_Work to be completed_
Look through the material and copy each line holding "underlying".
* start *
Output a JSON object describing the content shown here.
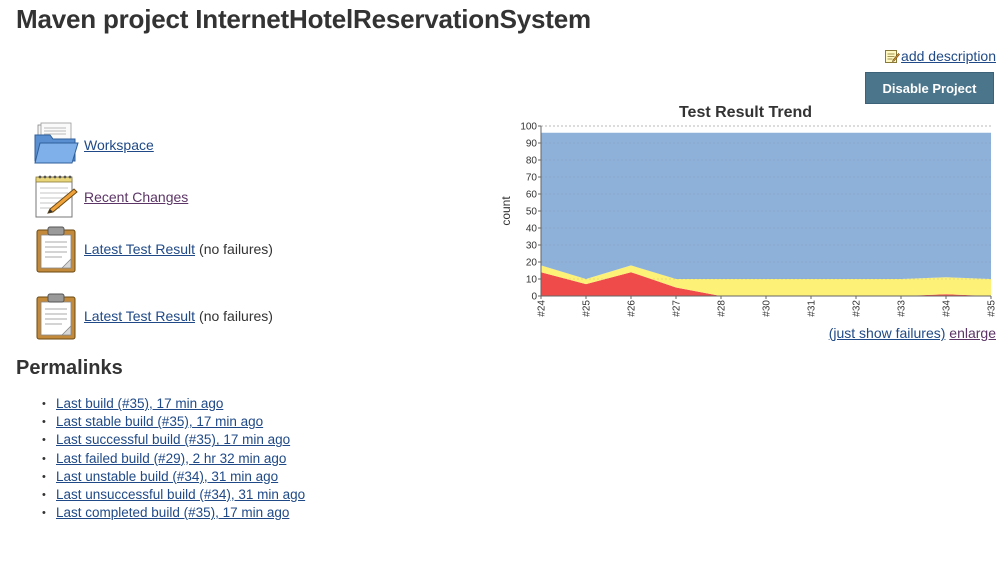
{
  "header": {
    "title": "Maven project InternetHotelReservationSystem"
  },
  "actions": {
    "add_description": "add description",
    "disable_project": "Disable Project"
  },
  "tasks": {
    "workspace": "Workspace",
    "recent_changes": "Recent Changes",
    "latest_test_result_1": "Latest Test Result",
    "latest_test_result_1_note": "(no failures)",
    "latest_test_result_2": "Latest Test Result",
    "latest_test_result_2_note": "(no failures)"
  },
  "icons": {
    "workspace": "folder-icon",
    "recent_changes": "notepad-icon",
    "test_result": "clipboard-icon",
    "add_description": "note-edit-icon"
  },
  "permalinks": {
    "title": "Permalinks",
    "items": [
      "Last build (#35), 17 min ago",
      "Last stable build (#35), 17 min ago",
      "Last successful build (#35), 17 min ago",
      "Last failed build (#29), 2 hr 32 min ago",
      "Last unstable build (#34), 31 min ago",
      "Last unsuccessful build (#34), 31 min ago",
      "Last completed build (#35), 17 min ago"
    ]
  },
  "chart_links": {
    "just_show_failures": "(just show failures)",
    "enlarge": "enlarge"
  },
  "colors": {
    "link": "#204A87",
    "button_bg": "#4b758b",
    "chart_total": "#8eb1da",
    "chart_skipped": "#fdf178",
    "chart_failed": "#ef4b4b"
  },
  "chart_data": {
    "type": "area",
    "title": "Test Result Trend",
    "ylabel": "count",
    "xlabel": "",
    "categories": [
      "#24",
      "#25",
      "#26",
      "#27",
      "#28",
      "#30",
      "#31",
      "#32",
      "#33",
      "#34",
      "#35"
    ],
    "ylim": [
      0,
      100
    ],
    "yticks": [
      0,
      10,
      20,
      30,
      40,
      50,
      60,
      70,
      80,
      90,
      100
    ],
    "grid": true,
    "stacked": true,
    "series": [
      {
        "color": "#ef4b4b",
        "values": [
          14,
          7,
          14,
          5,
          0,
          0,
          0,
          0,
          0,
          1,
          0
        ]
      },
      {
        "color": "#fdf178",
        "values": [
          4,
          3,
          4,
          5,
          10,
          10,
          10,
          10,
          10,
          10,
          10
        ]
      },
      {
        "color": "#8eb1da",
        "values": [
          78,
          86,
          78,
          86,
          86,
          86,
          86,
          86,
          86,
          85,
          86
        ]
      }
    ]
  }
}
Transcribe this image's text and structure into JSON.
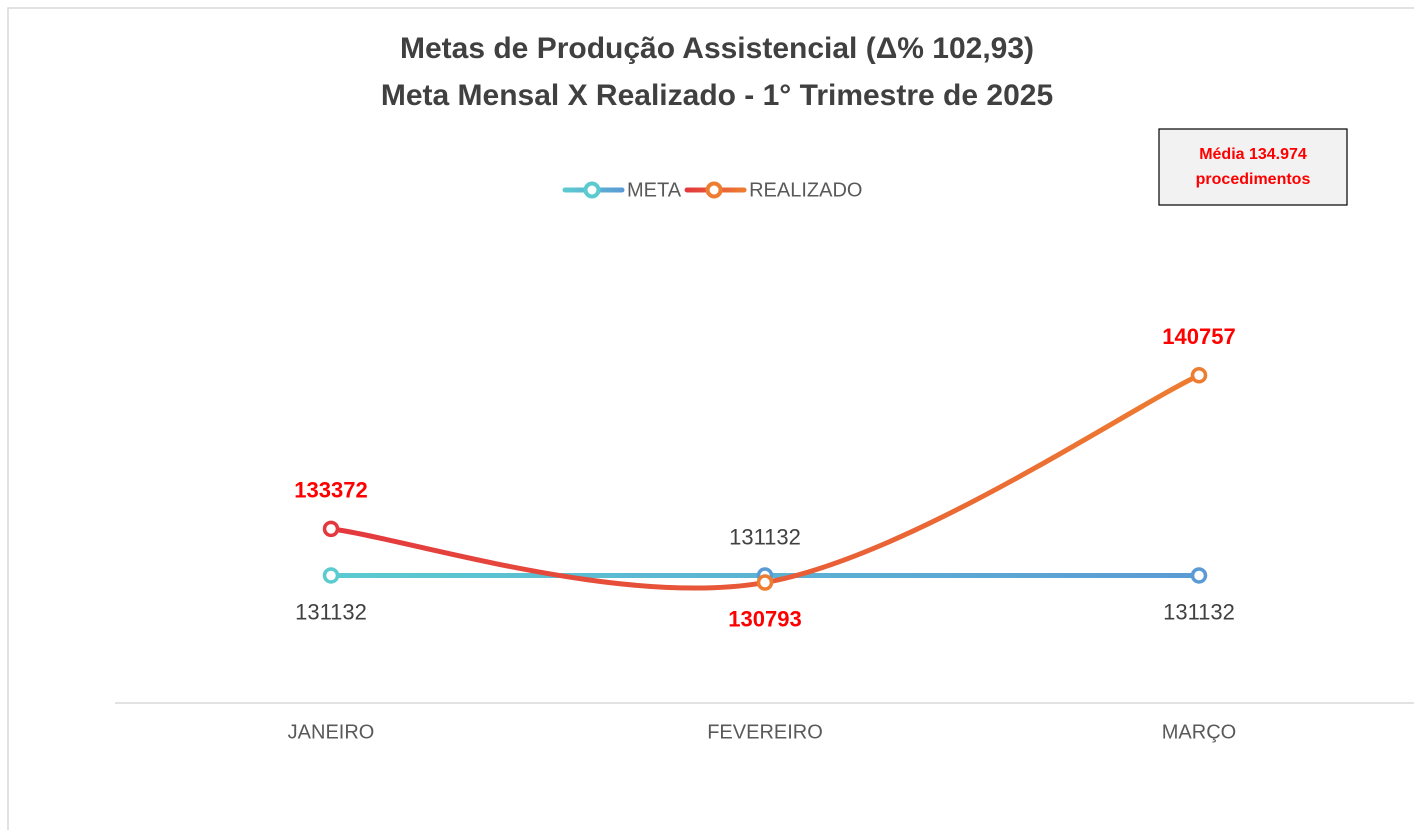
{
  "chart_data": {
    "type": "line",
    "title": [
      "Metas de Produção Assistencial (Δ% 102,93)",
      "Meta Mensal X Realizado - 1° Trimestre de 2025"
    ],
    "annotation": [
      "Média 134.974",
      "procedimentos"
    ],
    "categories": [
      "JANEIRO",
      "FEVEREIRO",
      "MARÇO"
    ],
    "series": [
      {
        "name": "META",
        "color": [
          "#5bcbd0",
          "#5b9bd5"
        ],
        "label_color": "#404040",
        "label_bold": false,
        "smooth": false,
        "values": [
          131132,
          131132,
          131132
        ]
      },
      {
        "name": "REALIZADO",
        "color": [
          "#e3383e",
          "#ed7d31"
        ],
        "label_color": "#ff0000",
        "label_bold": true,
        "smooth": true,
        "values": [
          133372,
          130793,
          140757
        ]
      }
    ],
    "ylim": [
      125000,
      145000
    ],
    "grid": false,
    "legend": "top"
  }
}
* end *
* start *
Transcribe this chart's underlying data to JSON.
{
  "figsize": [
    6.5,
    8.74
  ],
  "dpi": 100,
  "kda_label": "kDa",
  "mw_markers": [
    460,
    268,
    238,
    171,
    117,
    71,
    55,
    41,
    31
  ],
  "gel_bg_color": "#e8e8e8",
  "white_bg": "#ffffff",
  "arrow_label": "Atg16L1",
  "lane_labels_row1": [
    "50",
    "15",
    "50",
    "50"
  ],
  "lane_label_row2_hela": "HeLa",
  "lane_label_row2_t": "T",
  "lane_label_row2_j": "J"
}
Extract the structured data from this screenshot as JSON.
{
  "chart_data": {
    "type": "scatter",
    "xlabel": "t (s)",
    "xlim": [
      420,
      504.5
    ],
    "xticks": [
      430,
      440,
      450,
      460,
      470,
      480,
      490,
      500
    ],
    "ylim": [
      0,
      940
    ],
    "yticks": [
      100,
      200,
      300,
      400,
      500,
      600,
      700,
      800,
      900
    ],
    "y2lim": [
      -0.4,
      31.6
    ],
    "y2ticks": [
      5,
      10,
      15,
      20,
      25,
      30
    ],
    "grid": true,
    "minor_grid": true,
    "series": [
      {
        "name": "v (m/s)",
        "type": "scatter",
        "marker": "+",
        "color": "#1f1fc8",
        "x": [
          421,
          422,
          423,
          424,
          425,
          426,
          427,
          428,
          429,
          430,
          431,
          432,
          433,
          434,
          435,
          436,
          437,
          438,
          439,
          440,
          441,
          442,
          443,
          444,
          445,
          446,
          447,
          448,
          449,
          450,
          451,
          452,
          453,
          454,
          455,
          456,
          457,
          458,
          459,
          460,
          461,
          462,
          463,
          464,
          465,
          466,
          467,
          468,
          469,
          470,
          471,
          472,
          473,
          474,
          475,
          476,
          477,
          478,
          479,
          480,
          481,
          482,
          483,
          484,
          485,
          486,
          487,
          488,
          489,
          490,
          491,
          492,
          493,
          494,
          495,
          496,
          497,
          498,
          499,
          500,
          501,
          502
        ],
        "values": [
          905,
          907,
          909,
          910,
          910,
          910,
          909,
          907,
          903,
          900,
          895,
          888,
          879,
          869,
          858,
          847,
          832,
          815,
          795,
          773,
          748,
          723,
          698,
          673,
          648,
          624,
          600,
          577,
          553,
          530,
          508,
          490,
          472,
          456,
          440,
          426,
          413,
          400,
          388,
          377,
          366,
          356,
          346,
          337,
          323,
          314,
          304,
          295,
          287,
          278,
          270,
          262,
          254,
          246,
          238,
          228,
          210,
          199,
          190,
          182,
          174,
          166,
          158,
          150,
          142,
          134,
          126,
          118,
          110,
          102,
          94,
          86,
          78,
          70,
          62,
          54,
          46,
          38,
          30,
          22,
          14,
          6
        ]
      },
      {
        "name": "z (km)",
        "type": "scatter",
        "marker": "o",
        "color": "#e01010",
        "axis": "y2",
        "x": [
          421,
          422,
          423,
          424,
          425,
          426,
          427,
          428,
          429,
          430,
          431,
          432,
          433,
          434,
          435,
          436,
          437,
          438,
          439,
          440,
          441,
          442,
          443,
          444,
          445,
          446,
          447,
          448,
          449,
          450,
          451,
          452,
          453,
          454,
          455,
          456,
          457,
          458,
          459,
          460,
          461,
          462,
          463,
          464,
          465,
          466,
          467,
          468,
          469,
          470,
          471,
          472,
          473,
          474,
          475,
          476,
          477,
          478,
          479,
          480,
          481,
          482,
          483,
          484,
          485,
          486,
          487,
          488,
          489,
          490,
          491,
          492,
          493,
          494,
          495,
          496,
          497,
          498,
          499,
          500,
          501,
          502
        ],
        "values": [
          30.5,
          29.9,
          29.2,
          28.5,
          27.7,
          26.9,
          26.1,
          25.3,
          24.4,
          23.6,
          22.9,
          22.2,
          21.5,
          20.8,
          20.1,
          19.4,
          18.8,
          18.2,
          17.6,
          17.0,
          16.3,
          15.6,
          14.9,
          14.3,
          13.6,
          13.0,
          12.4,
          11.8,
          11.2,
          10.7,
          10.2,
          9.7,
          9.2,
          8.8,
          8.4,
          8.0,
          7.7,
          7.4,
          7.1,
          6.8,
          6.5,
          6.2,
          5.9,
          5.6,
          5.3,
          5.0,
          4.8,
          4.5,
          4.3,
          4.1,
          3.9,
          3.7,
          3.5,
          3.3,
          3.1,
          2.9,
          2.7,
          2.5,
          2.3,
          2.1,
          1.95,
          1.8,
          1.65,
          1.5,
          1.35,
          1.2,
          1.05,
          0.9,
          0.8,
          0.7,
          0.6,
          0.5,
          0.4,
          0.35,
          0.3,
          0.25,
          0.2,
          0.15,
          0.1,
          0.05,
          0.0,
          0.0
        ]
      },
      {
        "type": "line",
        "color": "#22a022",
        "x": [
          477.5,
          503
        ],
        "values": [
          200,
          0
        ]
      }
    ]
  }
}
* end *
* start *
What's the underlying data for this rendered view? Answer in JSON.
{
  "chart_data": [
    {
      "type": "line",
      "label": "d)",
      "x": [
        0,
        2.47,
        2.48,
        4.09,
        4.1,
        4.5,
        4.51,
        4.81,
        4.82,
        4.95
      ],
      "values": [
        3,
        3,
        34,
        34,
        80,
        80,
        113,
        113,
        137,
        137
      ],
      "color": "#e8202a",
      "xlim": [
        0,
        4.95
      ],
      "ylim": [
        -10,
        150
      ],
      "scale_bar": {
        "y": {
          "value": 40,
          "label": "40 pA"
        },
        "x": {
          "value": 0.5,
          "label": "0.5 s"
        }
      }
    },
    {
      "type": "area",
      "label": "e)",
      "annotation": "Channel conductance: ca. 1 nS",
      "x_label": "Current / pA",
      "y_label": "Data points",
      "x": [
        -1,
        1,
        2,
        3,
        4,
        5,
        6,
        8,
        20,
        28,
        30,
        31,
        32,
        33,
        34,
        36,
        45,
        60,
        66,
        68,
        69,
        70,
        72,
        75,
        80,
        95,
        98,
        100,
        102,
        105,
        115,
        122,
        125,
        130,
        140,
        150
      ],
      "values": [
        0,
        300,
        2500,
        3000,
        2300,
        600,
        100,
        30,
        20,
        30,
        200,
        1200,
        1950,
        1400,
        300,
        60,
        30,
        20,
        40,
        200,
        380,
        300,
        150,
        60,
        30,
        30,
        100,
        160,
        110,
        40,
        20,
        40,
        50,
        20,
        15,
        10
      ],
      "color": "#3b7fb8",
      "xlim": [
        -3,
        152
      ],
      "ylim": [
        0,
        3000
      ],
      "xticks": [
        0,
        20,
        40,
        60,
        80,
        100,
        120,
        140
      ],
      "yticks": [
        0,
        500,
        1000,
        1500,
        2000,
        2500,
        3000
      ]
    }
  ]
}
* end *
_Exercise response_
Transcribe this chart's underlying data to JSON.
What's the underlying data for this rendered view? Answer in JSON.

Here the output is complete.